--- Start Input records ---
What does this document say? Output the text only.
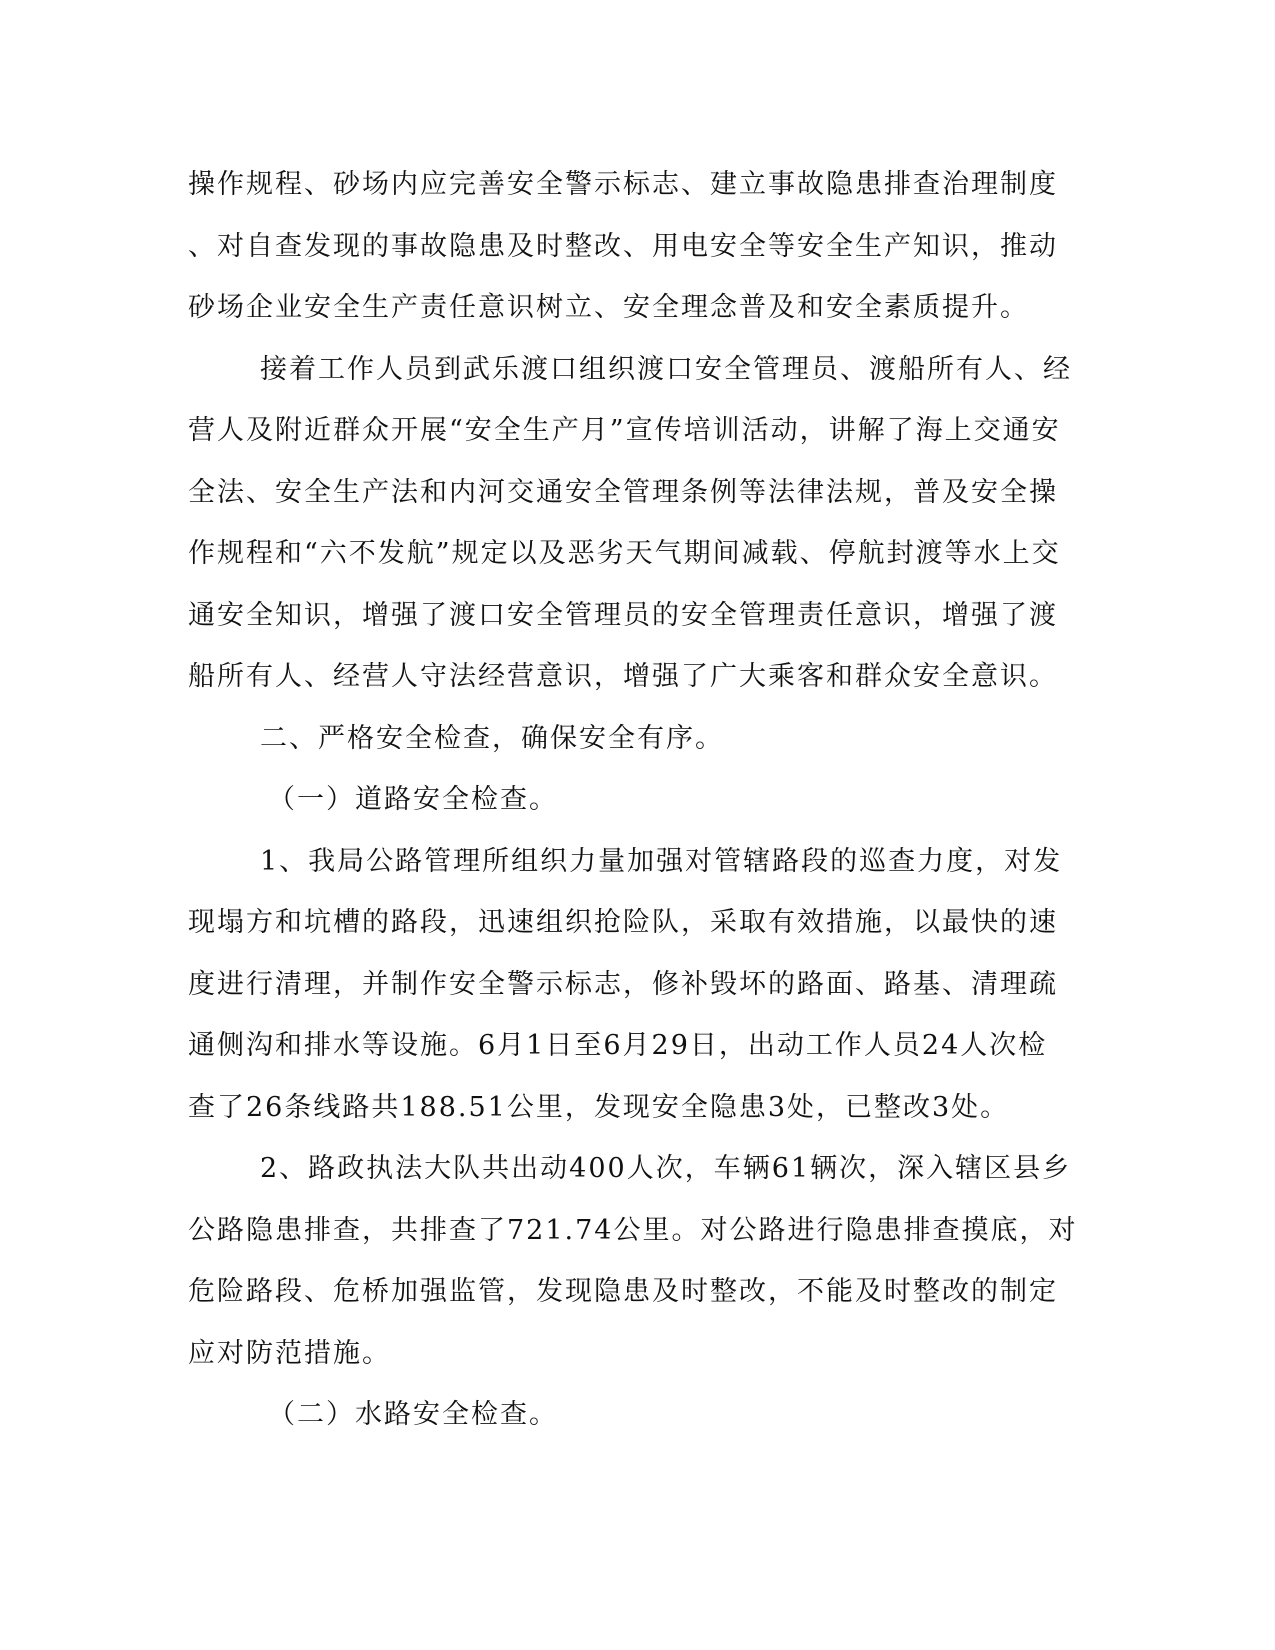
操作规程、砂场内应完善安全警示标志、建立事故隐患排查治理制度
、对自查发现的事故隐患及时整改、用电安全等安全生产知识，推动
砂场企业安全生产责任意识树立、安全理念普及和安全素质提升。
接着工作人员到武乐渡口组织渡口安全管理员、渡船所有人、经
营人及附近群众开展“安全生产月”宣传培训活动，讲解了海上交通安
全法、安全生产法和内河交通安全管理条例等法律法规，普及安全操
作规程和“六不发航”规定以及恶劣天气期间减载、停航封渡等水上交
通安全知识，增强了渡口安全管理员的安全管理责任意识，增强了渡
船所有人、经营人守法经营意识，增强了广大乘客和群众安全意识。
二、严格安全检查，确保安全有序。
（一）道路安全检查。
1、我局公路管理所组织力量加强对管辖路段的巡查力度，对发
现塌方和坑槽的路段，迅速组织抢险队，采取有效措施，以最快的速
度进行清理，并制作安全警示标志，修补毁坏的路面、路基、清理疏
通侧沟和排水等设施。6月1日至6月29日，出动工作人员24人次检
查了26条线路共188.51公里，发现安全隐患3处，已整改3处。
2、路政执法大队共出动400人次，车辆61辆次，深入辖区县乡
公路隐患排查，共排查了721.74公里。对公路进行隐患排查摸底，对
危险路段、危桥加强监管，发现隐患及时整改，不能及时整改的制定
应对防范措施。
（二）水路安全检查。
--- End Input records ---
--- Start Input records ---
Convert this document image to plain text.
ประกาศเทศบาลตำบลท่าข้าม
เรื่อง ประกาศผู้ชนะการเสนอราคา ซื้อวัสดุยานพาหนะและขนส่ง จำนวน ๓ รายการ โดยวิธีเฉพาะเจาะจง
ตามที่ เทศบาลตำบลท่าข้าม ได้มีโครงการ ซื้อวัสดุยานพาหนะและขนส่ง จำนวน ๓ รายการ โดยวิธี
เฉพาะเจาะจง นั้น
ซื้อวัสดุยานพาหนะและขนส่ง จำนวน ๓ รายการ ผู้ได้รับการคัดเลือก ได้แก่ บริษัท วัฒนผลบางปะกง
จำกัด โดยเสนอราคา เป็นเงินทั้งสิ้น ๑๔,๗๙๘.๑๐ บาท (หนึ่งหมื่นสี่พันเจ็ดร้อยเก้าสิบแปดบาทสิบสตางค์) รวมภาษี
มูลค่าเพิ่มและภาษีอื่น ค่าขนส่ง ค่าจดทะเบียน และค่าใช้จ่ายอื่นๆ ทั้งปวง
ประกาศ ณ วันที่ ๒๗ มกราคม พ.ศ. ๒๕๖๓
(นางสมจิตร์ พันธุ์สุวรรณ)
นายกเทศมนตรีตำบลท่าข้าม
--- End Input records ---
--- Start Input records ---
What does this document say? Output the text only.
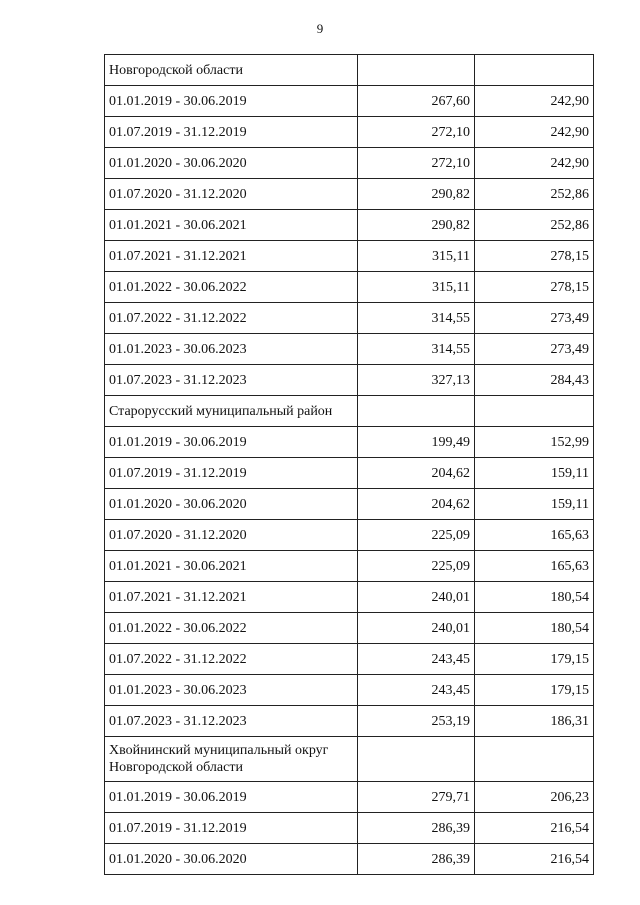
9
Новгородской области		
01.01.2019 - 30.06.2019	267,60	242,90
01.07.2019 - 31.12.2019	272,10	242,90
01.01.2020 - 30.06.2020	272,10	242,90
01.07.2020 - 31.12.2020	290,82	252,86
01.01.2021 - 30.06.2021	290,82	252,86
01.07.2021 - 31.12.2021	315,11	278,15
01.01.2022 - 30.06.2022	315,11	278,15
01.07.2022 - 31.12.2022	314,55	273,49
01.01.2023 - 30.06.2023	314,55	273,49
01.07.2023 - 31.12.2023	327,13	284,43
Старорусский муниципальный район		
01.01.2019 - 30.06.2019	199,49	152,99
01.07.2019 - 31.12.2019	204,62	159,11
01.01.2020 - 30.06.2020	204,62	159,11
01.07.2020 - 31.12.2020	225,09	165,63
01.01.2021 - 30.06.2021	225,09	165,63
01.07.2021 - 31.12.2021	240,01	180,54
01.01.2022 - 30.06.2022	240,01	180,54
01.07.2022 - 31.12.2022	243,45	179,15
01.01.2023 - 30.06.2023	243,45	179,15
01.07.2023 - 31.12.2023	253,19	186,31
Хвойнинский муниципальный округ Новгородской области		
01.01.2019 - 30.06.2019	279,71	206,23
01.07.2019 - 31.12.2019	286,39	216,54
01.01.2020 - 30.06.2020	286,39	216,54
--- End Input records ---
▸ **The problem**
Only the number is wanted: how many lines in the entries above contain the word "ยานพาหนะและขนส"?

▸ **Written solution**
3